▸ MATERIAL FOR THIS EXERCISE:
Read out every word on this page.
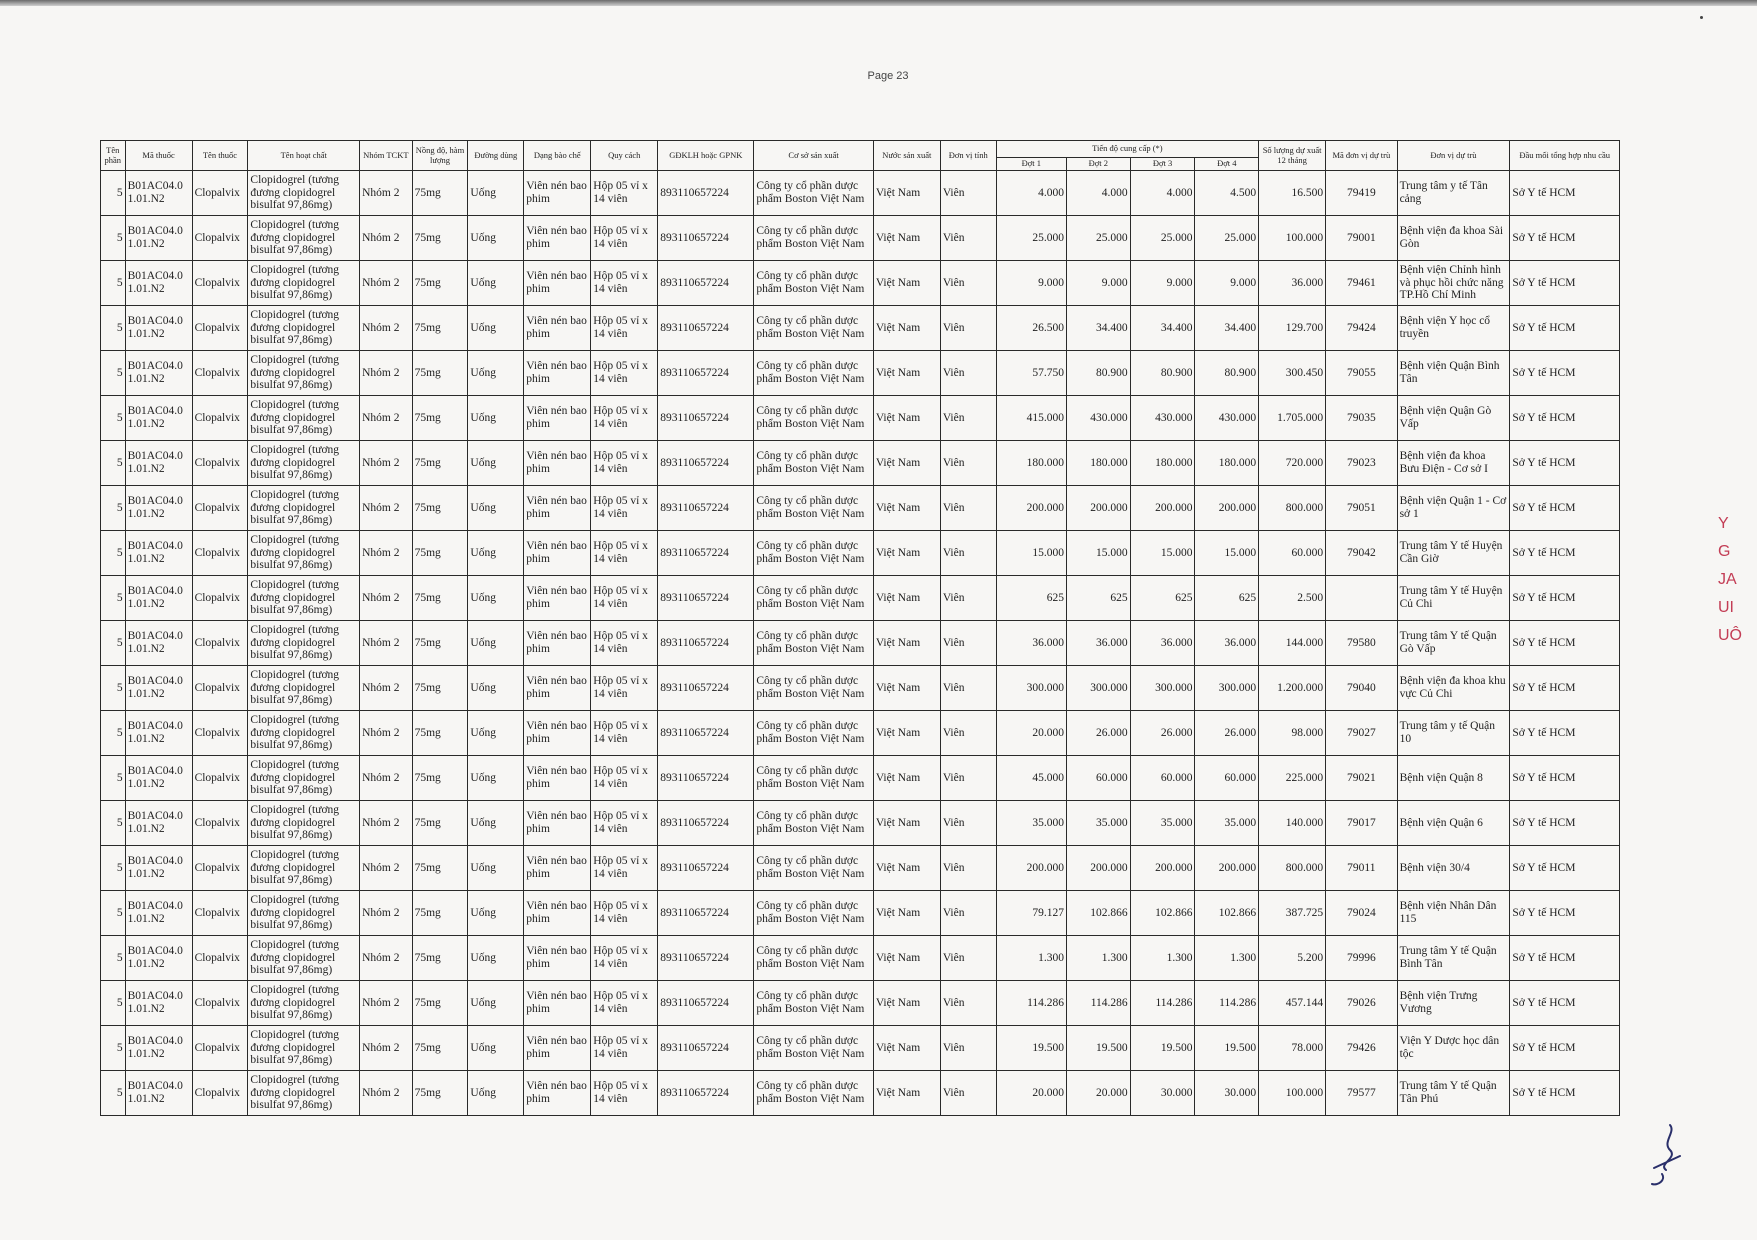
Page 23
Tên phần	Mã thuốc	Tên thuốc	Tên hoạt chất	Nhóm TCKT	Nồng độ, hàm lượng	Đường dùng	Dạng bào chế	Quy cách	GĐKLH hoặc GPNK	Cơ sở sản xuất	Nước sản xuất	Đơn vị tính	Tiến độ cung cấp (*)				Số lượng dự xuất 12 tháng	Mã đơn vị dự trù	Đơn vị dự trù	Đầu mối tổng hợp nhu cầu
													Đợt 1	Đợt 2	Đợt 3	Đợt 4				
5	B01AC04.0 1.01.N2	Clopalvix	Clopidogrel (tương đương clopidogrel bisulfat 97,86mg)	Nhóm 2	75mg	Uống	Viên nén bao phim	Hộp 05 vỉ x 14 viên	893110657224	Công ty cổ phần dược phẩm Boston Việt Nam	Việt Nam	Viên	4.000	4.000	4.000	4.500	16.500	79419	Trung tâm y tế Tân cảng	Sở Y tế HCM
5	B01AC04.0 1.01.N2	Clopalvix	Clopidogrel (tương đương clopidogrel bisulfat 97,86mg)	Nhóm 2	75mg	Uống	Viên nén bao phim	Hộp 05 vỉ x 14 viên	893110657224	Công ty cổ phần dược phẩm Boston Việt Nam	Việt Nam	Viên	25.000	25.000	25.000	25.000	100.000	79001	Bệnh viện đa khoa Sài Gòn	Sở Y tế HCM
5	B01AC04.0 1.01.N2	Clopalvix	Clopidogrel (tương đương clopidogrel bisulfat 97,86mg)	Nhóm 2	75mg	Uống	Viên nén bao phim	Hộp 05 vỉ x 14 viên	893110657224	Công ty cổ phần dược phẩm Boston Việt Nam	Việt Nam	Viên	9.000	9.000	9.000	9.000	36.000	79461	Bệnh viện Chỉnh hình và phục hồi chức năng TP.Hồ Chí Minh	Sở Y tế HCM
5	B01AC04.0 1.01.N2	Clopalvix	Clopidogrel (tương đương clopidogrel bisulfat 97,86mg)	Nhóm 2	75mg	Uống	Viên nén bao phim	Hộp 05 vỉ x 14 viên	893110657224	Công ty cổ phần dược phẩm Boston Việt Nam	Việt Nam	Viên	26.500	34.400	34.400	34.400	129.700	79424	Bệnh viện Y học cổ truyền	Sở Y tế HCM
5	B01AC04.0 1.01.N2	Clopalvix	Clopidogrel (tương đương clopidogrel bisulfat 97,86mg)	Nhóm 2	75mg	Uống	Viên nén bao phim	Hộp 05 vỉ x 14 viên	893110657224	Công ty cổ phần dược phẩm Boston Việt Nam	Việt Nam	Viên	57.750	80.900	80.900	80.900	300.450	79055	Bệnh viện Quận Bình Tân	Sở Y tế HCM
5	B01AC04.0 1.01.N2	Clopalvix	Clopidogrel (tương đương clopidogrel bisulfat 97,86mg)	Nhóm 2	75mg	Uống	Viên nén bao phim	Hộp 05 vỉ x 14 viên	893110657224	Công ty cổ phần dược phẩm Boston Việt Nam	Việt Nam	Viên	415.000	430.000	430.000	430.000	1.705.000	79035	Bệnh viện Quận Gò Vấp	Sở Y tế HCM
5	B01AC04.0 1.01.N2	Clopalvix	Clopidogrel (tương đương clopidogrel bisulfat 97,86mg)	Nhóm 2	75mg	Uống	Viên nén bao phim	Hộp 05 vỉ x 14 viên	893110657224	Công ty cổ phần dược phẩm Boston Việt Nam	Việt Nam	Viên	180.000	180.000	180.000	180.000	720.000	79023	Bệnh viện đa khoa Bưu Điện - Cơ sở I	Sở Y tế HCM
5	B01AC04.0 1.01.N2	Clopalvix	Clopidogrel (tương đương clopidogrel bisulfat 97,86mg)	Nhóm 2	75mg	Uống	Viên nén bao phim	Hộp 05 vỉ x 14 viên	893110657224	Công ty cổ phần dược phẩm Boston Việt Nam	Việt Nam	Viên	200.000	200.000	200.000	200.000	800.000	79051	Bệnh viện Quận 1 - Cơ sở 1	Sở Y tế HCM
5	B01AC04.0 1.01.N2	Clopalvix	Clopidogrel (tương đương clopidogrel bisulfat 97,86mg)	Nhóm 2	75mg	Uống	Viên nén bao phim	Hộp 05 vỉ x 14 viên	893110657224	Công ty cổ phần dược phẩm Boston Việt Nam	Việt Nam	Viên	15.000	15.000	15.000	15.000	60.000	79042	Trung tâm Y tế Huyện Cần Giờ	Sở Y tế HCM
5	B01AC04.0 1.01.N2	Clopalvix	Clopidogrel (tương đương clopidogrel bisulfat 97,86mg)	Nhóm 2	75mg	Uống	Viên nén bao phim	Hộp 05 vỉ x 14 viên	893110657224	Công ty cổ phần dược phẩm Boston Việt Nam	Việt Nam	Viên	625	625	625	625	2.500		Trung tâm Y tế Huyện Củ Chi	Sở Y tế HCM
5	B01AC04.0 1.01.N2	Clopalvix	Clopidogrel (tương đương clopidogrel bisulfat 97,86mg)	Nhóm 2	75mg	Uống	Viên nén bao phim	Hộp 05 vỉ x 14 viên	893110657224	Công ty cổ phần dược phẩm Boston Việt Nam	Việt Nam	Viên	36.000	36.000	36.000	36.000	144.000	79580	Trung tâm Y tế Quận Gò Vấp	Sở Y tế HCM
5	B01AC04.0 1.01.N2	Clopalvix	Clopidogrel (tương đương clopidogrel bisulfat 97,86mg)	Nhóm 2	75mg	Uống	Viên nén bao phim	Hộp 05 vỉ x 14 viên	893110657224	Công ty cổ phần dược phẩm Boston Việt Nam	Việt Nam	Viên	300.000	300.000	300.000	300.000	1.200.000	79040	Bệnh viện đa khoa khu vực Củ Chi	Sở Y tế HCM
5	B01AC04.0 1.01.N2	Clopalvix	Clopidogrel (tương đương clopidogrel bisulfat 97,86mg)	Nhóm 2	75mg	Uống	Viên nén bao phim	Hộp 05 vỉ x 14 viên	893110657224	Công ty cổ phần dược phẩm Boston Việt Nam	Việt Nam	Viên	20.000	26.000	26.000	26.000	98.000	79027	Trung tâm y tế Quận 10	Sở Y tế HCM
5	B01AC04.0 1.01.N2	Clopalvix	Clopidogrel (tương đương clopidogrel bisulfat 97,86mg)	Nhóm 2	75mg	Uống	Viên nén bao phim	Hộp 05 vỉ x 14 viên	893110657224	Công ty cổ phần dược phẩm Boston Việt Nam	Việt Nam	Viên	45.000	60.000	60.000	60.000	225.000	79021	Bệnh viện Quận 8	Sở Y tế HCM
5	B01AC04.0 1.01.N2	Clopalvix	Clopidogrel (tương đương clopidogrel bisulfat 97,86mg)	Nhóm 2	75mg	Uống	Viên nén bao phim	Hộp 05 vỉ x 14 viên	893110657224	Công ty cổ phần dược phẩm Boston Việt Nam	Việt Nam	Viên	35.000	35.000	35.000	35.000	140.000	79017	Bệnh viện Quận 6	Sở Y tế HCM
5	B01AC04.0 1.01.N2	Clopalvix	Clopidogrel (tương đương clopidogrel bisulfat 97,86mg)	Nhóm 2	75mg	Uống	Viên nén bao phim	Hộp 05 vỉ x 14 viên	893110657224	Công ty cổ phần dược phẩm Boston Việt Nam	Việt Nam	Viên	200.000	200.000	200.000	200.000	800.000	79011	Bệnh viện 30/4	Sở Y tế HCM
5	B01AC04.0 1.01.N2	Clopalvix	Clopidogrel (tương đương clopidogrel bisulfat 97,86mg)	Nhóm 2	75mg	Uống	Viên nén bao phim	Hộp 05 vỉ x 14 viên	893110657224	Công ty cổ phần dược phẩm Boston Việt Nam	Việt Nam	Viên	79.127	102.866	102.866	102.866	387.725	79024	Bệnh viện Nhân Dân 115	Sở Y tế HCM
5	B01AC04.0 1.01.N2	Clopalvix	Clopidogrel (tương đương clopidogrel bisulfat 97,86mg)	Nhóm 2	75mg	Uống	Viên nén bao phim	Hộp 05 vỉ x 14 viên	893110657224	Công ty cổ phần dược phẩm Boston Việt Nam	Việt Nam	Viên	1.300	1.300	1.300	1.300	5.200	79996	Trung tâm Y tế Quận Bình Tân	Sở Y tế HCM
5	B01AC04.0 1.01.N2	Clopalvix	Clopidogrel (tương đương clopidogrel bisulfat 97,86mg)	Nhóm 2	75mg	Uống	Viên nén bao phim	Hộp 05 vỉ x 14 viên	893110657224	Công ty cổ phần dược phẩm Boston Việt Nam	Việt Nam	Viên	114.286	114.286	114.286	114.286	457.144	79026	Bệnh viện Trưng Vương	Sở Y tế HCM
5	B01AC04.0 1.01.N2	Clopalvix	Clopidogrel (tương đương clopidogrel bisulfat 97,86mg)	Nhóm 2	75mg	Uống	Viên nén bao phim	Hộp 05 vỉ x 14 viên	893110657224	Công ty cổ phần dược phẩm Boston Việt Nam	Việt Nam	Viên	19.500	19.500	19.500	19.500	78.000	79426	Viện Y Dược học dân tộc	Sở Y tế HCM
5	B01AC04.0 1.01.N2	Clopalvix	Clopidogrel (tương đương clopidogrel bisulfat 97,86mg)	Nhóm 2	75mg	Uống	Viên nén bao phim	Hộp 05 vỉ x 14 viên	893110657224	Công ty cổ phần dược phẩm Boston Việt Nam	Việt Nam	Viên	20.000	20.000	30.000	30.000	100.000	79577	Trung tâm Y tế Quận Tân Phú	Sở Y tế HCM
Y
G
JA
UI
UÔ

▸ DIRECTIONS FOR THIS TASK: Select every line of the material above holding the word "Huyện" and copy it.

▸ THE COMPLETED TASK:
5	B01AC04.0 1.01.N2	Clopalvix	Clopidogrel (tương đương clopidogrel bisulfat 97,86mg)	Nhóm 2	75mg	Uống	Viên nén bao phim	Hộp 05 vỉ x 14 viên	893110657224	Công ty cổ phần dược phẩm Boston Việt Nam	Việt Nam	Viên	15.000	15.000	15.000	15.000	60.000	79042	Trung tâm Y tế Huyện Cần Giờ	Sở Y tế HCM
5	B01AC04.0 1.01.N2	Clopalvix	Clopidogrel (tương đương clopidogrel bisulfat 97,86mg)	Nhóm 2	75mg	Uống	Viên nén bao phim	Hộp 05 vỉ x 14 viên	893110657224	Công ty cổ phần dược phẩm Boston Việt Nam	Việt Nam	Viên	625	625	625	625	2.500		Trung tâm Y tế Huyện Củ Chi	Sở Y tế HCM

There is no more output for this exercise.